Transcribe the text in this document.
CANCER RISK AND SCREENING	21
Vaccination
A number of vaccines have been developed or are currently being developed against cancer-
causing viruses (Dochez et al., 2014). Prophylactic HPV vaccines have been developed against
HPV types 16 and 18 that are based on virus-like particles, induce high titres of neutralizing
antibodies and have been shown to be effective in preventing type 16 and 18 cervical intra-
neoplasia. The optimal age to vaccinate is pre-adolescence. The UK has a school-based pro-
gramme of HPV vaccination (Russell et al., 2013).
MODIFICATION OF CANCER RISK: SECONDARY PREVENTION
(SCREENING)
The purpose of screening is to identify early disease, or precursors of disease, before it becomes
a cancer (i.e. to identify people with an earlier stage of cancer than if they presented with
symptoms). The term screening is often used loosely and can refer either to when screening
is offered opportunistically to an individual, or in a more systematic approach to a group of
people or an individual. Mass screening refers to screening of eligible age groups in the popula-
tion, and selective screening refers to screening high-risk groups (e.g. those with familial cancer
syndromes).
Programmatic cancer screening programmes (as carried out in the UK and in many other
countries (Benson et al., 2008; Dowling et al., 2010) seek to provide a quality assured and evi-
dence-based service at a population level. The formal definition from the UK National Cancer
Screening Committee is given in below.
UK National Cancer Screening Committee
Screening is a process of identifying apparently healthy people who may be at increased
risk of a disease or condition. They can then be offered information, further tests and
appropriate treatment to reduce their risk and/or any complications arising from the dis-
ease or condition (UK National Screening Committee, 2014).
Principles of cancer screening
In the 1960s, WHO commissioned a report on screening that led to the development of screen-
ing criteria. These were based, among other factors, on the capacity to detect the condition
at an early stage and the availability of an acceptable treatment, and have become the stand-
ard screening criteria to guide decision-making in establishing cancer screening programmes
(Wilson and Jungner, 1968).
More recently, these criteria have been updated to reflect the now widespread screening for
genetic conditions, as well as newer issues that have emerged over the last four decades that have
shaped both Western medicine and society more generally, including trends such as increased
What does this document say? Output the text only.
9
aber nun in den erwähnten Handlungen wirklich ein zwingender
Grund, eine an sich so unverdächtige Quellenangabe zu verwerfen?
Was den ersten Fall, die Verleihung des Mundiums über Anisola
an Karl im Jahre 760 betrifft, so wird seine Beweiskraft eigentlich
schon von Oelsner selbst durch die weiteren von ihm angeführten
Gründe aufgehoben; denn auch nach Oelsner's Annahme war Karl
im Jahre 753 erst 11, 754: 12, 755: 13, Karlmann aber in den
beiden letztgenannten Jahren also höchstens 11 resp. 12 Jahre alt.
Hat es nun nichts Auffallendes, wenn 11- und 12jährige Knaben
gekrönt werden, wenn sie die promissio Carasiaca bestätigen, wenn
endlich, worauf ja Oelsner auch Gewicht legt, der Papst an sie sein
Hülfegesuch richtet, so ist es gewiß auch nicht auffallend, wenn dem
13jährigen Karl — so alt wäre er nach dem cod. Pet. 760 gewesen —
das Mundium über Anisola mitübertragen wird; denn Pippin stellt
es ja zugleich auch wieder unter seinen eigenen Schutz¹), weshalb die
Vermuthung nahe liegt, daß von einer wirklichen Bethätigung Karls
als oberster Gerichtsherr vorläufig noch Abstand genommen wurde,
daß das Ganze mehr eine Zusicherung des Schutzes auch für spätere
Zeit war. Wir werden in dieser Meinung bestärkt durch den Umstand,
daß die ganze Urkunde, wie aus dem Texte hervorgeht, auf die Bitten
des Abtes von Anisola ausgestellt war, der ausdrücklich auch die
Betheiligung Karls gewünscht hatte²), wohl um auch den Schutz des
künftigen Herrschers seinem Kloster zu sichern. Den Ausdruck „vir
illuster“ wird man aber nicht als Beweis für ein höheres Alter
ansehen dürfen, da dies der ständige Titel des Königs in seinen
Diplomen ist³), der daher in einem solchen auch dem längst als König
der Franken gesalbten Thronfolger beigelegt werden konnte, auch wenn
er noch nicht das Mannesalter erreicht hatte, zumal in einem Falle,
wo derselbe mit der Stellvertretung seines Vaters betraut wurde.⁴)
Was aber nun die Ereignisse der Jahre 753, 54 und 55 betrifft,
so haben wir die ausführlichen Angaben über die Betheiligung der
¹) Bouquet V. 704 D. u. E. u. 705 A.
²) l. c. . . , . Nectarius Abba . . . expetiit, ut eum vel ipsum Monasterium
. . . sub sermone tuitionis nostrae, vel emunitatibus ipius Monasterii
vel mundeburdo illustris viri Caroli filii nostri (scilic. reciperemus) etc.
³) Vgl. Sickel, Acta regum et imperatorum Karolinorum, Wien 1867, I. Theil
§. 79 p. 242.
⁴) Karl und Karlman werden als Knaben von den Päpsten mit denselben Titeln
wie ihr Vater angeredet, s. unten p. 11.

→ **Description of the task**: Transcribe the entire listing without a single omission.

→ **Solution to this exercise**:
Transcribe the text in this document.
CANCER RISK AND SCREENING	21
Vaccination
A number of vaccines have been developed or are currently being developed against cancer-
causing viruses (Dochez et al., 2014). Prophylactic HPV vaccines have been developed against
HPV types 16 and 18 that are based on virus-like particles, induce high titres of neutralizing
antibodies and have been shown to be effective in preventing type 16 and 18 cervical intra-
neoplasia. The optimal age to vaccinate is pre-adolescence. The UK has a school-based pro-
gramme of HPV vaccination (Russell et al., 2013).
MODIFICATION OF CANCER RISK: SECONDARY PREVENTION
(SCREENING)
The purpose of screening is to identify early disease, or precursors of disease, before it becomes
a cancer (i.e. to identify people with an earlier stage of cancer than if they presented with
symptoms). The term screening is often used loosely and can refer either to when screening
is offered opportunistically to an individual, or in a more systematic approach to a group of
people or an individual. Mass screening refers to screening of eligible age groups in the popula-
tion, and selective screening refers to screening high-risk groups (e.g. those with familial cancer
syndromes).
Programmatic cancer screening programmes (as carried out in the UK and in many other
countries (Benson et al., 2008; Dowling et al., 2010) seek to provide a quality assured and evi-
dence-based service at a population level. The formal definition from the UK National Cancer
Screening Committee is given in below.
UK National Cancer Screening Committee
Screening is a process of identifying apparently healthy people who may be at increased
risk of a disease or condition. They can then be offered information, further tests and
appropriate treatment to reduce their risk and/or any complications arising from the dis-
ease or condition (UK National Screening Committee, 2014).
Principles of cancer screening
In the 1960s, WHO commissioned a report on screening that led to the development of screen-
ing criteria. These were based, among other factors, on the capacity to detect the condition
at an early stage and the availability of an acceptable treatment, and have become the stand-
ard screening criteria to guide decision-making in establishing cancer screening programmes
(Wilson and Jungner, 1968).
More recently, these criteria have been updated to reflect the now widespread screening for
genetic conditions, as well as newer issues that have emerged over the last four decades that have
shaped both Western medicine and society more generally, including trends such as increased
What does this document say? Output the text only.
9
aber nun in den erwähnten Handlungen wirklich ein zwingender
Grund, eine an sich so unverdächtige Quellenangabe zu verwerfen?
Was den ersten Fall, die Verleihung des Mundiums über Anisola
an Karl im Jahre 760 betrifft, so wird seine Beweiskraft eigentlich
schon von Oelsner selbst durch die weiteren von ihm angeführten
Gründe aufgehoben; denn auch nach Oelsner's Annahme war Karl
im Jahre 753 erst 11, 754: 12, 755: 13, Karlmann aber in den
beiden letztgenannten Jahren also höchstens 11 resp. 12 Jahre alt.
Hat es nun nichts Auffallendes, wenn 11- und 12jährige Knaben
gekrönt werden, wenn sie die promissio Carasiaca bestätigen, wenn
endlich, worauf ja Oelsner auch Gewicht legt, der Papst an sie sein
Hülfegesuch richtet, so ist es gewiß auch nicht auffallend, wenn dem
13jährigen Karl — so alt wäre er nach dem cod. Pet. 760 gewesen —
das Mundium über Anisola mitübertragen wird; denn Pippin stellt
es ja zugleich auch wieder unter seinen eigenen Schutz¹), weshalb die
Vermuthung nahe liegt, daß von einer wirklichen Bethätigung Karls
als oberster Gerichtsherr vorläufig noch Abstand genommen wurde,
daß das Ganze mehr eine Zusicherung des Schutzes auch für spätere
Zeit war. Wir werden in dieser Meinung bestärkt durch den Umstand,
daß die ganze Urkunde, wie aus dem Texte hervorgeht, auf die Bitten
des Abtes von Anisola ausgestellt war, der ausdrücklich auch die
Betheiligung Karls gewünscht hatte²), wohl um auch den Schutz des
künftigen Herrschers seinem Kloster zu sichern. Den Ausdruck „vir
illuster“ wird man aber nicht als Beweis für ein höheres Alter
ansehen dürfen, da dies der ständige Titel des Königs in seinen
Diplomen ist³), der daher in einem solchen auch dem längst als König
der Franken gesalbten Thronfolger beigelegt werden konnte, auch wenn
er noch nicht das Mannesalter erreicht hatte, zumal in einem Falle,
wo derselbe mit der Stellvertretung seines Vaters betraut wurde.⁴)
Was aber nun die Ereignisse der Jahre 753, 54 und 55 betrifft,
so haben wir die ausführlichen Angaben über die Betheiligung der
¹) Bouquet V. 704 D. u. E. u. 705 A.
²) l. c. . . , . Nectarius Abba . . . expetiit, ut eum vel ipsum Monasterium
. . . sub sermone tuitionis nostrae, vel emunitatibus ipius Monasterii
vel mundeburdo illustris viri Caroli filii nostri (scilic. reciperemus) etc.
³) Vgl. Sickel, Acta regum et imperatorum Karolinorum, Wien 1867, I. Theil
§. 79 p. 242.
⁴) Karl und Karlman werden als Knaben von den Päpsten mit denselben Titeln
wie ihr Vater angeredet, s. unten p. 11.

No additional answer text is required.